Exercise aim:
Count each line in which the word "Fluctuations" appears. Reply with the total and nothing more.

----------------------------------------

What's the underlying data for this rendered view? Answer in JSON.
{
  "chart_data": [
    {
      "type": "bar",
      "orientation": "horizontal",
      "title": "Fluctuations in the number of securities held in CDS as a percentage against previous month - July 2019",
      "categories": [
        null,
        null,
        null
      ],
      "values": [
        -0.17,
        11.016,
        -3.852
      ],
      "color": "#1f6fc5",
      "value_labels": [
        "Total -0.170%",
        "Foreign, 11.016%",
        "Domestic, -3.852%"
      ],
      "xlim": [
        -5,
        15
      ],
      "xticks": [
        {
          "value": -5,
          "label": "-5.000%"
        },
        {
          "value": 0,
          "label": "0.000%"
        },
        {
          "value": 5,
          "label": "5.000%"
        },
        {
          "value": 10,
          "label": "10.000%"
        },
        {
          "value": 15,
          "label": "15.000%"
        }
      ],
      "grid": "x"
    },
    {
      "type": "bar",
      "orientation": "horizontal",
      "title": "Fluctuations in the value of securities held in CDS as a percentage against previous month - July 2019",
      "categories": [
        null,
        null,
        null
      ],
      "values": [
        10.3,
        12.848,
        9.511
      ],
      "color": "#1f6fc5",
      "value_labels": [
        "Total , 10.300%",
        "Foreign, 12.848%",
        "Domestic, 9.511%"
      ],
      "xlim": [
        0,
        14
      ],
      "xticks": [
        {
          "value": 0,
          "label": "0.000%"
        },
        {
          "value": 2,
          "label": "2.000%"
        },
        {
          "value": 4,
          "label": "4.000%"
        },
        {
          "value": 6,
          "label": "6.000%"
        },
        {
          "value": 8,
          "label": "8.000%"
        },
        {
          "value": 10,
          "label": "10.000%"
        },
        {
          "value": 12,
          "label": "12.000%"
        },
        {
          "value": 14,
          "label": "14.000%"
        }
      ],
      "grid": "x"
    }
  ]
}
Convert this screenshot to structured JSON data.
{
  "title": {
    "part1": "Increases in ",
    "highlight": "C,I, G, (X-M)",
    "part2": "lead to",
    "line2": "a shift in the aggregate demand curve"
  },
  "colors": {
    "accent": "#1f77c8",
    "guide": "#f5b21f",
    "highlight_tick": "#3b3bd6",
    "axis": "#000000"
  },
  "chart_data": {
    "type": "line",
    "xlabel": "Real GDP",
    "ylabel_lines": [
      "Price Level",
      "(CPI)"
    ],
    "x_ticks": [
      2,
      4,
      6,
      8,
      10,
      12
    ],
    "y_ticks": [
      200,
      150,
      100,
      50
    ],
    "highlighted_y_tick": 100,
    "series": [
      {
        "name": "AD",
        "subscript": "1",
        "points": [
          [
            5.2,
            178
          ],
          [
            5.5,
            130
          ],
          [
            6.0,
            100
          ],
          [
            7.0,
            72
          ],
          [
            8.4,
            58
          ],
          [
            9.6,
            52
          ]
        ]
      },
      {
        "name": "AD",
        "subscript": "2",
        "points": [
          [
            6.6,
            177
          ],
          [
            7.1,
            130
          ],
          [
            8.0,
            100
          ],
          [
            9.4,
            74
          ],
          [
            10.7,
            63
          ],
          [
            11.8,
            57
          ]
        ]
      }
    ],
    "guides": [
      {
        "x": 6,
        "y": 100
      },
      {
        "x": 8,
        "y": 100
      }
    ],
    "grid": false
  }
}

----------------------------------------

Exercise solution:
2